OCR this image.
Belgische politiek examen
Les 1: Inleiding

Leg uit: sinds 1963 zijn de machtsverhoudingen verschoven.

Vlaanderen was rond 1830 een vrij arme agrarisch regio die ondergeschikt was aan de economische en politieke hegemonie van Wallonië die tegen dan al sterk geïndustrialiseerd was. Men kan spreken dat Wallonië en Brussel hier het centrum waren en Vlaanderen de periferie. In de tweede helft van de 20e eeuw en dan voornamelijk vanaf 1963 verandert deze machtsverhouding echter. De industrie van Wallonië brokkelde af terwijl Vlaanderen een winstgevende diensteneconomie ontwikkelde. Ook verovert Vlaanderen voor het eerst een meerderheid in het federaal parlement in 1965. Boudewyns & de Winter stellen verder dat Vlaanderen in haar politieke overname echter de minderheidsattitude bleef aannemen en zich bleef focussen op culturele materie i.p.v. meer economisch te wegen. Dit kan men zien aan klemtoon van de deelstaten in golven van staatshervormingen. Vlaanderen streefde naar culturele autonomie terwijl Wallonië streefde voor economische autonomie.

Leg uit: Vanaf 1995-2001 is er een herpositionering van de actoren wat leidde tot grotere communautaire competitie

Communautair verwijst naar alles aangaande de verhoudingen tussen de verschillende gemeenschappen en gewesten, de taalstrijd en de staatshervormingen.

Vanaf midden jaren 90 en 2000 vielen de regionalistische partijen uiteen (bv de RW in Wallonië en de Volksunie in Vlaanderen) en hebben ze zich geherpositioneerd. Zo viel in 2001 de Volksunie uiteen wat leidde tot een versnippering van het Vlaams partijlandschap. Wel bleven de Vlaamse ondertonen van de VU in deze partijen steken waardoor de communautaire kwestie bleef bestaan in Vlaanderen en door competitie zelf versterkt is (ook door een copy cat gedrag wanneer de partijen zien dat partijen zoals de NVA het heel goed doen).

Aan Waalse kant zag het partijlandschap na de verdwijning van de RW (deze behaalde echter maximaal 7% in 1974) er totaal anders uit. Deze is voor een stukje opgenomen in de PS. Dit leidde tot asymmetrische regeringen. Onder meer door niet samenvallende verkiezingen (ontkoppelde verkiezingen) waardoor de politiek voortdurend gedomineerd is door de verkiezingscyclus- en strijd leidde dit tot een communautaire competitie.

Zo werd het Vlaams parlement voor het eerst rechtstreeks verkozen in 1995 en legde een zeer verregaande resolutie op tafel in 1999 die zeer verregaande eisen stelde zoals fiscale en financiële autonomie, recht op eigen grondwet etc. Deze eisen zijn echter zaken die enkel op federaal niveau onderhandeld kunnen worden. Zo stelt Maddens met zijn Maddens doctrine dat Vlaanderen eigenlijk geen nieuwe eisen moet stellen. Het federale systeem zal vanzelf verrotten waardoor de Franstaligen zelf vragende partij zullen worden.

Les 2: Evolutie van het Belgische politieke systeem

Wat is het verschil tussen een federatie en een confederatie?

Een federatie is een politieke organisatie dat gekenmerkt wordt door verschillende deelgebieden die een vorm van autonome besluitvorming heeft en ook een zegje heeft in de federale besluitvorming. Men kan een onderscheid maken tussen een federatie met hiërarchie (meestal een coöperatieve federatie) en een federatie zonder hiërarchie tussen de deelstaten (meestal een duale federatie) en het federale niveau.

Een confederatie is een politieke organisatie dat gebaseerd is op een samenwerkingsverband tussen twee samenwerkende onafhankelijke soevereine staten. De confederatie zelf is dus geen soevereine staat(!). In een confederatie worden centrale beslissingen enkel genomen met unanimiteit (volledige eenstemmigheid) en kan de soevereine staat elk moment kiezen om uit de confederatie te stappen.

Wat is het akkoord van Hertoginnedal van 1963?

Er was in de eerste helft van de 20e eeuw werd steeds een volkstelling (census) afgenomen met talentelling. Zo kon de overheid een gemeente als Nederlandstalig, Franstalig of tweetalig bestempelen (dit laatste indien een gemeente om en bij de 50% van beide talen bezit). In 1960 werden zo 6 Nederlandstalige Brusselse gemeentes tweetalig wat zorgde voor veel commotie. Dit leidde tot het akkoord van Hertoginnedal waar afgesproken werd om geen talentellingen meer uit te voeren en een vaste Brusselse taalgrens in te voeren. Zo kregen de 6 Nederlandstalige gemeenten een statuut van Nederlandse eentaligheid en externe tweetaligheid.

* _Action item_
Recreate the full listing above precisely.

* _Written solution_
OCR this image.
Belgische politiek examen
Les 1: Inleiding

Leg uit: sinds 1963 zijn de machtsverhoudingen verschoven.

Vlaanderen was rond 1830 een vrij arme agrarisch regio die ondergeschikt was aan de economische en politieke hegemonie van Wallonië die tegen dan al sterk geïndustrialiseerd was. Men kan spreken dat Wallonië en Brussel hier het centrum waren en Vlaanderen de periferie. In de tweede helft van de 20e eeuw en dan voornamelijk vanaf 1963 verandert deze machtsverhouding echter. De industrie van Wallonië brokkelde af terwijl Vlaanderen een winstgevende diensteneconomie ontwikkelde. Ook verovert Vlaanderen voor het eerst een meerderheid in het federaal parlement in 1965. Boudewyns & de Winter stellen verder dat Vlaanderen in haar politieke overname echter de minderheidsattitude bleef aannemen en zich bleef focussen op culturele materie i.p.v. meer economisch te wegen. Dit kan men zien aan klemtoon van de deelstaten in golven van staatshervormingen. Vlaanderen streefde naar culturele autonomie terwijl Wallonië streefde voor economische autonomie.

Leg uit: Vanaf 1995-2001 is er een herpositionering van de actoren wat leidde tot grotere communautaire competitie

Communautair verwijst naar alles aangaande de verhoudingen tussen de verschillende gemeenschappen en gewesten, de taalstrijd en de staatshervormingen.

Vanaf midden jaren 90 en 2000 vielen de regionalistische partijen uiteen (bv de RW in Wallonië en de Volksunie in Vlaanderen) en hebben ze zich geherpositioneerd. Zo viel in 2001 de Volksunie uiteen wat leidde tot een versnippering van het Vlaams partijlandschap. Wel bleven de Vlaamse ondertonen van de VU in deze partijen steken waardoor de communautaire kwestie bleef bestaan in Vlaanderen en door competitie zelf versterkt is (ook door een copy cat gedrag wanneer de partijen zien dat partijen zoals de NVA het heel goed doen).

Aan Waalse kant zag het partijlandschap na de verdwijning van de RW (deze behaalde echter maximaal 7% in 1974) er totaal anders uit. Deze is voor een stukje opgenomen in de PS. Dit leidde tot asymmetrische regeringen. Onder meer door niet samenvallende verkiezingen (ontkoppelde verkiezingen) waardoor de politiek voortdurend gedomineerd is door de verkiezingscyclus- en strijd leidde dit tot een communautaire competitie.

Zo werd het Vlaams parlement voor het eerst rechtstreeks verkozen in 1995 en legde een zeer verregaande resolutie op tafel in 1999 die zeer verregaande eisen stelde zoals fiscale en financiële autonomie, recht op eigen grondwet etc. Deze eisen zijn echter zaken die enkel op federaal niveau onderhandeld kunnen worden. Zo stelt Maddens met zijn Maddens doctrine dat Vlaanderen eigenlijk geen nieuwe eisen moet stellen. Het federale systeem zal vanzelf verrotten waardoor de Franstaligen zelf vragende partij zullen worden.

Les 2: Evolutie van het Belgische politieke systeem

Wat is het verschil tussen een federatie en een confederatie?

Een federatie is een politieke organisatie dat gekenmerkt wordt door verschillende deelgebieden die een vorm van autonome besluitvorming heeft en ook een zegje heeft in de federale besluitvorming. Men kan een onderscheid maken tussen een federatie met hiërarchie (meestal een coöperatieve federatie) en een federatie zonder hiërarchie tussen de deelstaten (meestal een duale federatie) en het federale niveau.

Een confederatie is een politieke organisatie dat gebaseerd is op een samenwerkingsverband tussen twee samenwerkende onafhankelijke soevereine staten. De confederatie zelf is dus geen soevereine staat(!). In een confederatie worden centrale beslissingen enkel genomen met unanimiteit (volledige eenstemmigheid) en kan de soevereine staat elk moment kiezen om uit de confederatie te stappen.

Wat is het akkoord van Hertoginnedal van 1963?

Er was in de eerste helft van de 20e eeuw werd steeds een volkstelling (census) afgenomen met talentelling. Zo kon de overheid een gemeente als Nederlandstalig, Franstalig of tweetalig bestempelen (dit laatste indien een gemeente om en bij de 50% van beide talen bezit). In 1960 werden zo 6 Nederlandstalige Brusselse gemeentes tweetalig wat zorgde voor veel commotie. Dit leidde tot het akkoord van Hertoginnedal waar afgesproken werd om geen talentellingen meer uit te voeren en een vaste Brusselse taalgrens in te voeren. Zo kregen de 6 Nederlandstalige gemeenten een statuut van Nederlandse eentaligheid en externe tweetaligheid.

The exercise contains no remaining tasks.